Start
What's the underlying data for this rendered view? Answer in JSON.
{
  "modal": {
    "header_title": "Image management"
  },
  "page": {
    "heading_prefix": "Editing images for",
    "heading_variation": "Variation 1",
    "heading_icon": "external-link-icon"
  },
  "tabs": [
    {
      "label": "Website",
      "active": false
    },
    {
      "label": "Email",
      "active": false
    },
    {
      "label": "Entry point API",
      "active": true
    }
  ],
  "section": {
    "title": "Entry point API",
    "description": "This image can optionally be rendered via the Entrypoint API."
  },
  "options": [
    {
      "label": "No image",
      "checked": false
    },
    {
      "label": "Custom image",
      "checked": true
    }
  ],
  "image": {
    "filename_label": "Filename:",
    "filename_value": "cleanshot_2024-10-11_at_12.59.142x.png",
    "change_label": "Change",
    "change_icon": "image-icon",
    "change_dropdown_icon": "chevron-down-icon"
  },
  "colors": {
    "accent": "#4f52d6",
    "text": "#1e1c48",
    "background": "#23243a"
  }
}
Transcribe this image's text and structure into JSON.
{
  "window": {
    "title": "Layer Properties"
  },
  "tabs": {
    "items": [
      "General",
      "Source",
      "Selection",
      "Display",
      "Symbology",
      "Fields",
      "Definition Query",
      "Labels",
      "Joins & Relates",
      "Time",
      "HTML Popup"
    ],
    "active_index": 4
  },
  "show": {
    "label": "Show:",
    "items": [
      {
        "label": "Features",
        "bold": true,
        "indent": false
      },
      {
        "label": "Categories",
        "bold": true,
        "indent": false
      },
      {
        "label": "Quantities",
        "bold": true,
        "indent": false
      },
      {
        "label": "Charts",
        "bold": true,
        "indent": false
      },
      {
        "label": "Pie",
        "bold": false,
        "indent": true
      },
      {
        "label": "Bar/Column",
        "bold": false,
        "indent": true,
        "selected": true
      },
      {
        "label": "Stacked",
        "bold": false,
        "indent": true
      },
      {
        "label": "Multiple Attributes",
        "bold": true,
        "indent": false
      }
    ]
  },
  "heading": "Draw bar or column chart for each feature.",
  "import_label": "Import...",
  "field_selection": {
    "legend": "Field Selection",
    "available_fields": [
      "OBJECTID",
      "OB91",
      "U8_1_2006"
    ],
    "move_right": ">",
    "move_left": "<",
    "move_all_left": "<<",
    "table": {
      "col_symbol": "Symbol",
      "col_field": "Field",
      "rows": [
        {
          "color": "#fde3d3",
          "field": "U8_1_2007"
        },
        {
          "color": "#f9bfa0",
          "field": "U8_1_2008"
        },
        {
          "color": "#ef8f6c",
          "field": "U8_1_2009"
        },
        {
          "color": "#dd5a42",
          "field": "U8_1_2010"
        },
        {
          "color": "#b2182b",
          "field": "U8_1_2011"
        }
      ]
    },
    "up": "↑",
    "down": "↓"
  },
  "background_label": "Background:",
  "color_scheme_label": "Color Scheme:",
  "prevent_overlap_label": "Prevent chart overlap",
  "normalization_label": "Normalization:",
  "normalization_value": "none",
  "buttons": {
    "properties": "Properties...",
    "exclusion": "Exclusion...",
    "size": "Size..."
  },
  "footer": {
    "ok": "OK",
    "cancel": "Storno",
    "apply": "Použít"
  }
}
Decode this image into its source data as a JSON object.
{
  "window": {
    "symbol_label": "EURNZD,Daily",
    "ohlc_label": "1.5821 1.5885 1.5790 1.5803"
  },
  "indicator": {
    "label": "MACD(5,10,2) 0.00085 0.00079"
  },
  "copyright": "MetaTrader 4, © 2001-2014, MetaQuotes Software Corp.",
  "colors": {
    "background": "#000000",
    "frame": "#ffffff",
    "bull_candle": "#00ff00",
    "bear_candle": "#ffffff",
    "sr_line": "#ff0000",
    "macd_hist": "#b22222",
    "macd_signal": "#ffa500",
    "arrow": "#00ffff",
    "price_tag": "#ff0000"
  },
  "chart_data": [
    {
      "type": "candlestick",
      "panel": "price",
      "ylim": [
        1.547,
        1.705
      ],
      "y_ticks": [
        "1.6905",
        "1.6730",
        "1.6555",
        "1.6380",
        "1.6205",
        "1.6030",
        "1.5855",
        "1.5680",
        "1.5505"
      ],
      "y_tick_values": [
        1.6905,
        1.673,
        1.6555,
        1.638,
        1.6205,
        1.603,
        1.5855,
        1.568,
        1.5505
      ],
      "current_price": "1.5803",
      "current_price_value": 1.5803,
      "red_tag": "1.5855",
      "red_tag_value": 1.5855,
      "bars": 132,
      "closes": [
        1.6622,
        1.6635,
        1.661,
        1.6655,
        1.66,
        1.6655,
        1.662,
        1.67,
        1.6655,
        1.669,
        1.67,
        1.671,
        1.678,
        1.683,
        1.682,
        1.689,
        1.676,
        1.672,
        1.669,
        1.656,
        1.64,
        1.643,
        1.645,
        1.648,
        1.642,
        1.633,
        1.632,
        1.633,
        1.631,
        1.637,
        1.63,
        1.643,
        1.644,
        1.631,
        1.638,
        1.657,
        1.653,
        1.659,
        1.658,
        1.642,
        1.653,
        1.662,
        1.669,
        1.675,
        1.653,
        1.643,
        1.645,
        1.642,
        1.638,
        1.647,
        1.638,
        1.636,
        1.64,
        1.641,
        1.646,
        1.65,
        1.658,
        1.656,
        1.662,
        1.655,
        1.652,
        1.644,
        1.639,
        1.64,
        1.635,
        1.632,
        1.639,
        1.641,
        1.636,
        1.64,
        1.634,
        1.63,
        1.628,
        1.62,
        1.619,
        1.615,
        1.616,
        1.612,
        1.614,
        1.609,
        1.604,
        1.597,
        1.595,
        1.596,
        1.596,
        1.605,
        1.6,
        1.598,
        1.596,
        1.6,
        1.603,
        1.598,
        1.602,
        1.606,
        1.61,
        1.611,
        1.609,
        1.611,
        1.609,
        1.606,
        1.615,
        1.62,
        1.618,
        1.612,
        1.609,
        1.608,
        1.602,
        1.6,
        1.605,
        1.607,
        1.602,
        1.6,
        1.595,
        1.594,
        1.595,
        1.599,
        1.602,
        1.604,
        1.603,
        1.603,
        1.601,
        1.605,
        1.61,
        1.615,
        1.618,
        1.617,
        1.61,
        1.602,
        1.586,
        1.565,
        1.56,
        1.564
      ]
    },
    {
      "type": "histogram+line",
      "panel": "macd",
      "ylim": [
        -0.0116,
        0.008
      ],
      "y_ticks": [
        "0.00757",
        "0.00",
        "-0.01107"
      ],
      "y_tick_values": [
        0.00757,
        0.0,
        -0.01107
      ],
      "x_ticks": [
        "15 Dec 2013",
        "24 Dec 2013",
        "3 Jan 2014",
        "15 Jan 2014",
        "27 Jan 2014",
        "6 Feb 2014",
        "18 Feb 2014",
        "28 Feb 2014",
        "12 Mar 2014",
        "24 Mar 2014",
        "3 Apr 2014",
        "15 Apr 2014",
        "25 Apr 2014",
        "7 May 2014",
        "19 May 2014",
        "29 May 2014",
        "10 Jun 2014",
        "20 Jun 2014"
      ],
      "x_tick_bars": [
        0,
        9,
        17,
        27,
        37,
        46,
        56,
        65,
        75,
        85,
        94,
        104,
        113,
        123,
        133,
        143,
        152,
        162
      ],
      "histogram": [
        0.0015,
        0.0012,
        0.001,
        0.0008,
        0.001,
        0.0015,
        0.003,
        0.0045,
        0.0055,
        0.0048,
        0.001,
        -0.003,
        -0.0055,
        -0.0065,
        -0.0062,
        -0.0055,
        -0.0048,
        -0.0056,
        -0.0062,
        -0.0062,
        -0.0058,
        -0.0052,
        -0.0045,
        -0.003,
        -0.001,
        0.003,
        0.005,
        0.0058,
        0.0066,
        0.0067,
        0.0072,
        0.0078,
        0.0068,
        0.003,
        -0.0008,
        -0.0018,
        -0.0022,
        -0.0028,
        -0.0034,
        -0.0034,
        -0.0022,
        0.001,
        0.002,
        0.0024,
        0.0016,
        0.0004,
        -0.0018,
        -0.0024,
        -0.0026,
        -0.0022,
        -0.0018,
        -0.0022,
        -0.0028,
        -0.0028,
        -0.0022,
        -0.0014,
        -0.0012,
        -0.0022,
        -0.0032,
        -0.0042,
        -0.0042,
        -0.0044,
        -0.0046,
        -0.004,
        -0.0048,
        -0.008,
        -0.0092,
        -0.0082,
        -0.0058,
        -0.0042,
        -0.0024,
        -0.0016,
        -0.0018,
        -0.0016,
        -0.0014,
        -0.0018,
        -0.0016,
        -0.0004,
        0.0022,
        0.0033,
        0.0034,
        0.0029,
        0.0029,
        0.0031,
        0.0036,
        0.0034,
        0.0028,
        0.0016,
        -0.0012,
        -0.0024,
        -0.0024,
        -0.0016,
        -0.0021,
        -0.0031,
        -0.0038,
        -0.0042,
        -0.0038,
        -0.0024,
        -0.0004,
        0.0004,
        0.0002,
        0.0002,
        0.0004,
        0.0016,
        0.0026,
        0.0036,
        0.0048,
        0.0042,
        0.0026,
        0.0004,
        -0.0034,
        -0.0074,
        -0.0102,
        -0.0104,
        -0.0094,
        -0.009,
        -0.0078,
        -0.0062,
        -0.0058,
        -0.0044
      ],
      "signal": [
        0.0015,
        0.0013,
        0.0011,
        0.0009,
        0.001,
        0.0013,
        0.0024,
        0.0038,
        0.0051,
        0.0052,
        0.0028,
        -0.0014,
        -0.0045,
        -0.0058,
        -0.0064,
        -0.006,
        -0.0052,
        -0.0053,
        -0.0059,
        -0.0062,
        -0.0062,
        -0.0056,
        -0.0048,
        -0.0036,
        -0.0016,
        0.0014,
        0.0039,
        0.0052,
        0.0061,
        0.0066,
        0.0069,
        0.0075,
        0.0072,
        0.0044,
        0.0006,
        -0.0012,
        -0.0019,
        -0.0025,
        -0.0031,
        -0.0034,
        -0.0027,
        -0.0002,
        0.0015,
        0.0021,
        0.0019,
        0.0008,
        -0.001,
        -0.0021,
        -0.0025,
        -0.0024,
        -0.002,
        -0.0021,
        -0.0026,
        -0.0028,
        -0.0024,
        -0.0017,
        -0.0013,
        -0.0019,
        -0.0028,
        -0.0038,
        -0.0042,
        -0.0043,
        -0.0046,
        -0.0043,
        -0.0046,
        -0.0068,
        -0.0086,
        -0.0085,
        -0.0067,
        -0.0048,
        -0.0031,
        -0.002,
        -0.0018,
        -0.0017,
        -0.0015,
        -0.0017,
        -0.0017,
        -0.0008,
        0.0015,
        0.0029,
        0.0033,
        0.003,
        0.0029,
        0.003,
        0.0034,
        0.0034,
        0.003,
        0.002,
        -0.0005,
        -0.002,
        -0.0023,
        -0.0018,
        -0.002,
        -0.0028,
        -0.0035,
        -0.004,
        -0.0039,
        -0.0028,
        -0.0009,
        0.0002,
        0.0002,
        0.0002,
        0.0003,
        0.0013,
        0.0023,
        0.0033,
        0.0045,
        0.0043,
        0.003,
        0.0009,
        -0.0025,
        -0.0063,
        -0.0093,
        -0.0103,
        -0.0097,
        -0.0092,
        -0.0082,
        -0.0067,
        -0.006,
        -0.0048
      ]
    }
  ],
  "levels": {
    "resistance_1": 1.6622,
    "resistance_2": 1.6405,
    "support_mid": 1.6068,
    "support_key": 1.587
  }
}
End
▶ Written exercise
List all lines from the entries that include the word "Properties".

▶ Solution to the problem
    "title": "Layer Properties"
    "properties": "Properties...",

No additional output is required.